── Extracted records ──
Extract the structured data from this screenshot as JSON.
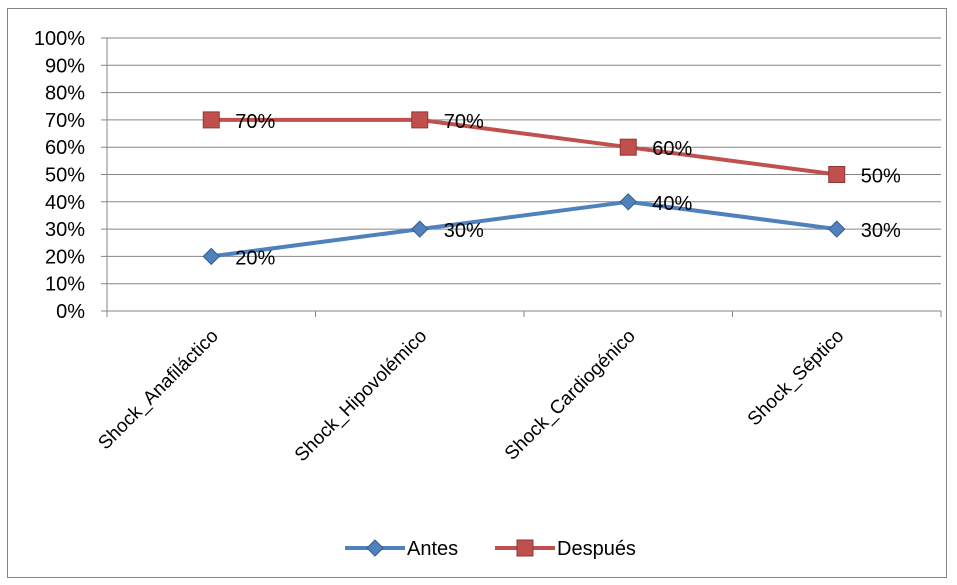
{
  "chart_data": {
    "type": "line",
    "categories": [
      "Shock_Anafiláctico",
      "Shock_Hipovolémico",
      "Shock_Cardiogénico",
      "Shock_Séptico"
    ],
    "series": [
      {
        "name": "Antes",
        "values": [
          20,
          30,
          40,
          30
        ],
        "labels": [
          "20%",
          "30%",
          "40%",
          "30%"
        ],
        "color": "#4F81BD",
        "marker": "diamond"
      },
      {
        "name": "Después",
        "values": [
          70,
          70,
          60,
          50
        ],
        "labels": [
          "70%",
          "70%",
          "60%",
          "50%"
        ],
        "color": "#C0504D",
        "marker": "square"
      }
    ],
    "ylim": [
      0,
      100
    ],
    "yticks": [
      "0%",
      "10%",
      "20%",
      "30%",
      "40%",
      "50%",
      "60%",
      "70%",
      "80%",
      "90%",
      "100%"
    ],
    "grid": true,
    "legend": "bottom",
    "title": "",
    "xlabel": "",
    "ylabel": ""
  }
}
───
── Extracted records ──
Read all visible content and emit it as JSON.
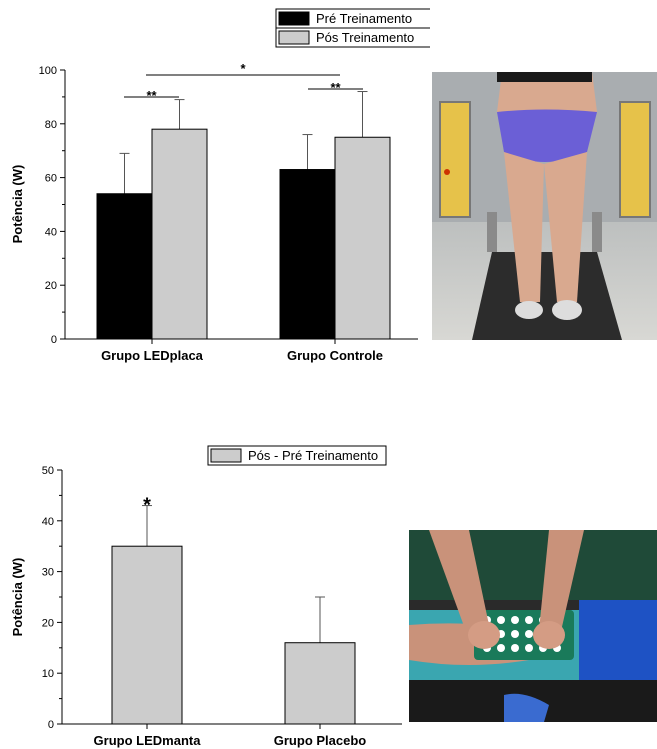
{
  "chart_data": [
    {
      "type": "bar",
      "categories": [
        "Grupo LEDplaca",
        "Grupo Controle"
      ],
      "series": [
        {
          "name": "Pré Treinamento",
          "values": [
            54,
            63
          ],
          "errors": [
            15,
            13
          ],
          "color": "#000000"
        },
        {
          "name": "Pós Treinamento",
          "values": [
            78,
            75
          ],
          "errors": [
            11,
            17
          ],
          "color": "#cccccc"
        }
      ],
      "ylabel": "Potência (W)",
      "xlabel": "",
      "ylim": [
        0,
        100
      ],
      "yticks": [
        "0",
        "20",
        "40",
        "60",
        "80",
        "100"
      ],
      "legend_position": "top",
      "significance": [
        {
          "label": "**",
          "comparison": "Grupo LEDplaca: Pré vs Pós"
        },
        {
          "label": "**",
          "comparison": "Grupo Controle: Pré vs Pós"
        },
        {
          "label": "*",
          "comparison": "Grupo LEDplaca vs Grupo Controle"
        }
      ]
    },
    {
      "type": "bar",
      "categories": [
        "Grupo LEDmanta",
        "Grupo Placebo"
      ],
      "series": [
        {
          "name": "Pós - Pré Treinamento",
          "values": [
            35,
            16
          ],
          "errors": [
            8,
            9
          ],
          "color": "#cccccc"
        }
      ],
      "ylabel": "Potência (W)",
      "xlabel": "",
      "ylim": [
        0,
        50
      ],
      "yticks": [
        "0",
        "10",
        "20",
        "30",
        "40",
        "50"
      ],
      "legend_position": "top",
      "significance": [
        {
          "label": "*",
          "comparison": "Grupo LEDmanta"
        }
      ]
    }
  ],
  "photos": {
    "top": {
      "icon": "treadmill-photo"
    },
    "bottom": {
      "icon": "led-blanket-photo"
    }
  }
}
───
Problem requirements »
Only a number is expected here: the count of lines in the listing that hold the string "LEDplaca".

Correct result »
3